## Your task:
Give only the lines from the one containing "Extract all readable text from this page." through the end of the material below, exactly as written.

### Records to use

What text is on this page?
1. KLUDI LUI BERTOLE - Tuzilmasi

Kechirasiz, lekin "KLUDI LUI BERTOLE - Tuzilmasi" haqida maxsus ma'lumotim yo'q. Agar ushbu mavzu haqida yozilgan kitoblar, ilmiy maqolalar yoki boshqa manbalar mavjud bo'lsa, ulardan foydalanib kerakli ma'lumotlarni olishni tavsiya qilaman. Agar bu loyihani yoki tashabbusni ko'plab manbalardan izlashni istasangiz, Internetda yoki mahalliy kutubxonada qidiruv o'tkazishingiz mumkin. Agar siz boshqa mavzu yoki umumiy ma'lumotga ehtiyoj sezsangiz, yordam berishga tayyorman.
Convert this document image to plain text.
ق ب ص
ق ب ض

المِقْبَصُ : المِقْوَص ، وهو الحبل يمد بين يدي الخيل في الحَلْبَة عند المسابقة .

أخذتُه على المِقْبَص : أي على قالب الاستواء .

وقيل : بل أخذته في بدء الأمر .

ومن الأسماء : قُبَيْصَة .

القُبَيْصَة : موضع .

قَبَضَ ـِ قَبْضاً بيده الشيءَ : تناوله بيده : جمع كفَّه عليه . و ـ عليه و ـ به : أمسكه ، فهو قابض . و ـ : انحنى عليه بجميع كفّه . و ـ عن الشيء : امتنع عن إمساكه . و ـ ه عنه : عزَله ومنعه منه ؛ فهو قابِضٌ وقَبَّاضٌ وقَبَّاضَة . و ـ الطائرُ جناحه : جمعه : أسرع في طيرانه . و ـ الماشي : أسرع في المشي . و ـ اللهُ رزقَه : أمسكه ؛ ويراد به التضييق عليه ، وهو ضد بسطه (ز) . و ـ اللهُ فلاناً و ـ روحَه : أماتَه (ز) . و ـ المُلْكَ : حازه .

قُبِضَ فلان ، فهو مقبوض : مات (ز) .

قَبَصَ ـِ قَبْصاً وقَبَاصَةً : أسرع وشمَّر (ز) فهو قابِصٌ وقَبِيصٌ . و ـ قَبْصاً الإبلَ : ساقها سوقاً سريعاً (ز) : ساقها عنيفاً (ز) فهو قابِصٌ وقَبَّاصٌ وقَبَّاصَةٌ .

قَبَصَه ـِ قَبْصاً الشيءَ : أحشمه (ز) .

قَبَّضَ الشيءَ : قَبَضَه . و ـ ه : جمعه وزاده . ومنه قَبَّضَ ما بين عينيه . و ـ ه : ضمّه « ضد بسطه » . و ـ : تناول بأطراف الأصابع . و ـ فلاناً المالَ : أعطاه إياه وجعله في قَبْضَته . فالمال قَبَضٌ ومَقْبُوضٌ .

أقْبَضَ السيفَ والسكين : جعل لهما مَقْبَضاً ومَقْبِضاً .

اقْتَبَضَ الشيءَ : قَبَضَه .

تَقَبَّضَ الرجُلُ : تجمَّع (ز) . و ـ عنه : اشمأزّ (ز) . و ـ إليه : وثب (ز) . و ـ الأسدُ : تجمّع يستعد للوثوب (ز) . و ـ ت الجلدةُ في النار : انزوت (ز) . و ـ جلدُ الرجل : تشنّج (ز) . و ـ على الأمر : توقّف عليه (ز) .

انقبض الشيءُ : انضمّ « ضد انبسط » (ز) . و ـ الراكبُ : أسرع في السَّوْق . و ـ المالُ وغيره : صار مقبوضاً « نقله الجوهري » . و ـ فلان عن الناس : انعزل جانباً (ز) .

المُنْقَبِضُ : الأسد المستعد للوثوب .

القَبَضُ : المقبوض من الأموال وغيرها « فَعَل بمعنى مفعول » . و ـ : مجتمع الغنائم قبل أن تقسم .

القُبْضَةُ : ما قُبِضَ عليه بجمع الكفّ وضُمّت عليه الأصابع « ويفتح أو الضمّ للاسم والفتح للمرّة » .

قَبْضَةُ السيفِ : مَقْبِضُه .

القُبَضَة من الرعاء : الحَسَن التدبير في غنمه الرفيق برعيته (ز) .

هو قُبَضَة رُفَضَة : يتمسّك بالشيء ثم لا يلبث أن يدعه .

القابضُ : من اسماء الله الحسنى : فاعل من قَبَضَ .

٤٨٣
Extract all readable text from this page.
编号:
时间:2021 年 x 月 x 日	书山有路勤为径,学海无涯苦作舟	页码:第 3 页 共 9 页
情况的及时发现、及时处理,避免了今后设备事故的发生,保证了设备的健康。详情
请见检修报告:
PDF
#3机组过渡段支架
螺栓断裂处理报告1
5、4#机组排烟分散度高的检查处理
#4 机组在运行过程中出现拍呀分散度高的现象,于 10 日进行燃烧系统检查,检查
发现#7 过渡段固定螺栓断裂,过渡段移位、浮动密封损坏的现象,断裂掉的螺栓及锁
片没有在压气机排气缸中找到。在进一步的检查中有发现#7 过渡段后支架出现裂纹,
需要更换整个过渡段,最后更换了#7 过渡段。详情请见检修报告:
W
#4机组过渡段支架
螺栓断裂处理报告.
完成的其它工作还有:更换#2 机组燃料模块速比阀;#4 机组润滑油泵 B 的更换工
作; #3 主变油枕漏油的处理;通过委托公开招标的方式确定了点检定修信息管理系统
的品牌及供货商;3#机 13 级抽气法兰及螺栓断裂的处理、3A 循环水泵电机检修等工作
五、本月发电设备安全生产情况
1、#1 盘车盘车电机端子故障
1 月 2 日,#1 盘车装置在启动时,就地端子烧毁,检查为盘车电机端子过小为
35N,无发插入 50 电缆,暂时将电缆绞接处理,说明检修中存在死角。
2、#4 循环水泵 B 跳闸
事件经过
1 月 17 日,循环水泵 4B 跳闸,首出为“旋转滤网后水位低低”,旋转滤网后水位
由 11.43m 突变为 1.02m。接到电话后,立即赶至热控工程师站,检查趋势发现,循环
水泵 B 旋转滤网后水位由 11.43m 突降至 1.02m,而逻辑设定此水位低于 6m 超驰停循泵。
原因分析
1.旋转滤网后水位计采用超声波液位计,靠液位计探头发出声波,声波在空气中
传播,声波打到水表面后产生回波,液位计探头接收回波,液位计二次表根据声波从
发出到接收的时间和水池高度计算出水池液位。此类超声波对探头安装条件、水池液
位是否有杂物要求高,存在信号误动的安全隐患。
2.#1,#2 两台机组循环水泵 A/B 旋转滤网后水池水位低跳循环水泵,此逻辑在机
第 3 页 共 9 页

######

## Output below:
Extract all readable text from this page.
编号:
时间:2021 年 x 月 x 日	书山有路勤为径,学海无涯苦作舟	页码:第 3 页 共 9 页
情况的及时发现、及时处理,避免了今后设备事故的发生,保证了设备的健康。详情
请见检修报告:
PDF
#3机组过渡段支架
螺栓断裂处理报告1
5、4#机组排烟分散度高的检查处理
#4 机组在运行过程中出现拍呀分散度高的现象,于 10 日进行燃烧系统检查,检查
发现#7 过渡段固定螺栓断裂,过渡段移位、浮动密封损坏的现象,断裂掉的螺栓及锁
片没有在压气机排气缸中找到。在进一步的检查中有发现#7 过渡段后支架出现裂纹,
需要更换整个过渡段,最后更换了#7 过渡段。详情请见检修报告:
W
#4机组过渡段支架
螺栓断裂处理报告.
完成的其它工作还有:更换#2 机组燃料模块速比阀;#4 机组润滑油泵 B 的更换工
作; #3 主变油枕漏油的处理;通过委托公开招标的方式确定了点检定修信息管理系统
的品牌及供货商;3#机 13 级抽气法兰及螺栓断裂的处理、3A 循环水泵电机检修等工作
五、本月发电设备安全生产情况
1、#1 盘车盘车电机端子故障
1 月 2 日,#1 盘车装置在启动时,就地端子烧毁,检查为盘车电机端子过小为
35N,无发插入 50 电缆,暂时将电缆绞接处理,说明检修中存在死角。
2、#4 循环水泵 B 跳闸
事件经过
1 月 17 日,循环水泵 4B 跳闸,首出为“旋转滤网后水位低低”,旋转滤网后水位
由 11.43m 突变为 1.02m。接到电话后,立即赶至热控工程师站,检查趋势发现,循环
水泵 B 旋转滤网后水位由 11.43m 突降至 1.02m,而逻辑设定此水位低于 6m 超驰停循泵。
原因分析
1.旋转滤网后水位计采用超声波液位计,靠液位计探头发出声波,声波在空气中
传播,声波打到水表面后产生回波,液位计探头接收回波,液位计二次表根据声波从
发出到接收的时间和水池高度计算出水池液位。此类超声波对探头安装条件、水池液
位是否有杂物要求高,存在信号误动的安全隐患。
2.#1,#2 两台机组循环水泵 A/B 旋转滤网后水池水位低跳循环水泵,此逻辑在机
第 3 页 共 9 页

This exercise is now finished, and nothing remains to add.